#### [Objectif]
Dans le fil de forum sur le dossier inaccessible sous Ubuntu, quelle commande trodat propose-t-on de taper dans le terminal ?

#### [Extrait du texte]
□ □ □ □ □

# Impossible d'afficher le contenu du dossier?



## estcethomas (31 Août 2009)

alors voilà j'ai un problème avec mon macbook, pour les détails je vous renvoie ici.

Comme je le dit dans l'article, j'ai booté sur le live cd d'ubuntu et j'ai réussis à monter mon macintosh HD, j'ai pu accéder a on dossier personnel mais quand je tente d'ouvrir mon dossier music (parce que c'est là que sont les fichiers que je veux récupérer) ubuntu m'affiche "impossible d'afficher le contenu du dossier", je ne vois donc pas les fichiers qui sont dans le dossier et je ne peux pas non plus copier le dossier.

J'ai tenté une commande, mais je ne suis même plus sur qu'elle soit bonne (et oui ça fait un bout de temps que je n'ai pas touché à ubuntu et à son terminal): sudo chown root:root /Macintosh_HD/Users/tomtom/Music
Et quand je fais ça il me sort "chown ne peut accéder ' /macintosh HD/users/tomtom/music': aucun fichier ou dossier de ce typer"

Je ne sais plus quoi faire...

Merci à tout ceux qui me liront.


----------



## estcethomas (1 Septembre 2009)

bon en fait on peut fermer le sujet parce que mon disque est en hfs+, et avec ubuntu c'est pas le pied!


----------



## trodat (1 Septembre 2009)

Dans le terminal, tape :
sudo nautilus
Et normalement, tu pourra faire ce que tu veux.


----------



## estcethomas (1 Septembre 2009)

non non c'est gentil mais j'ai trouvé la solution. Et je n'aurai pas pu parce que comme je le dit dans mon dernier post mon disque est partitionné en hfs+, or ubuntu sait lire le hfs+ mais c'est tout... et donc je ne pouvais absolument rien faire!
Finalement je suis passé par le terminal du cd d'install de mac, j'ai fait un ptit chmod en 777 et j'ai copié tout ce que j'avais à copier sur mon disque dur externe et c'était gagné, il n'y avait plus qu'à faire une petite réinstall!

En tout cas merci de ton aide, ça mérite bien un petit coup de boule!


----------

□ □ □ □ □

#### [Matériel fourni]
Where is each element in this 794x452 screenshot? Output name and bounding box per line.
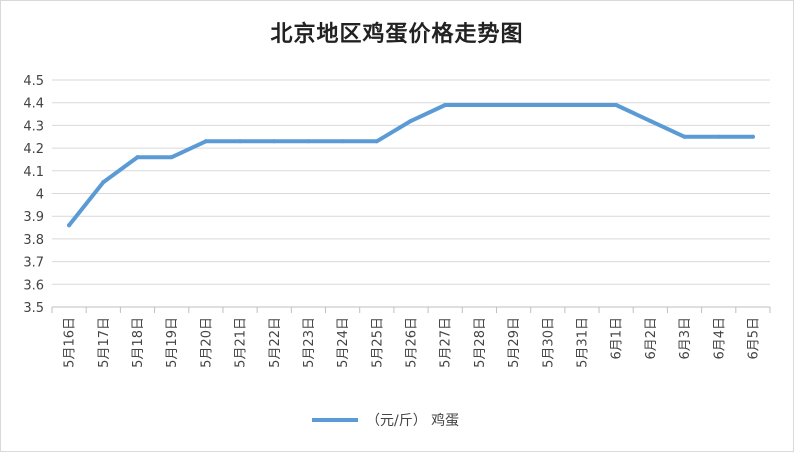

□ □ □ □ □

#### [Résultat final]
sudo nautilus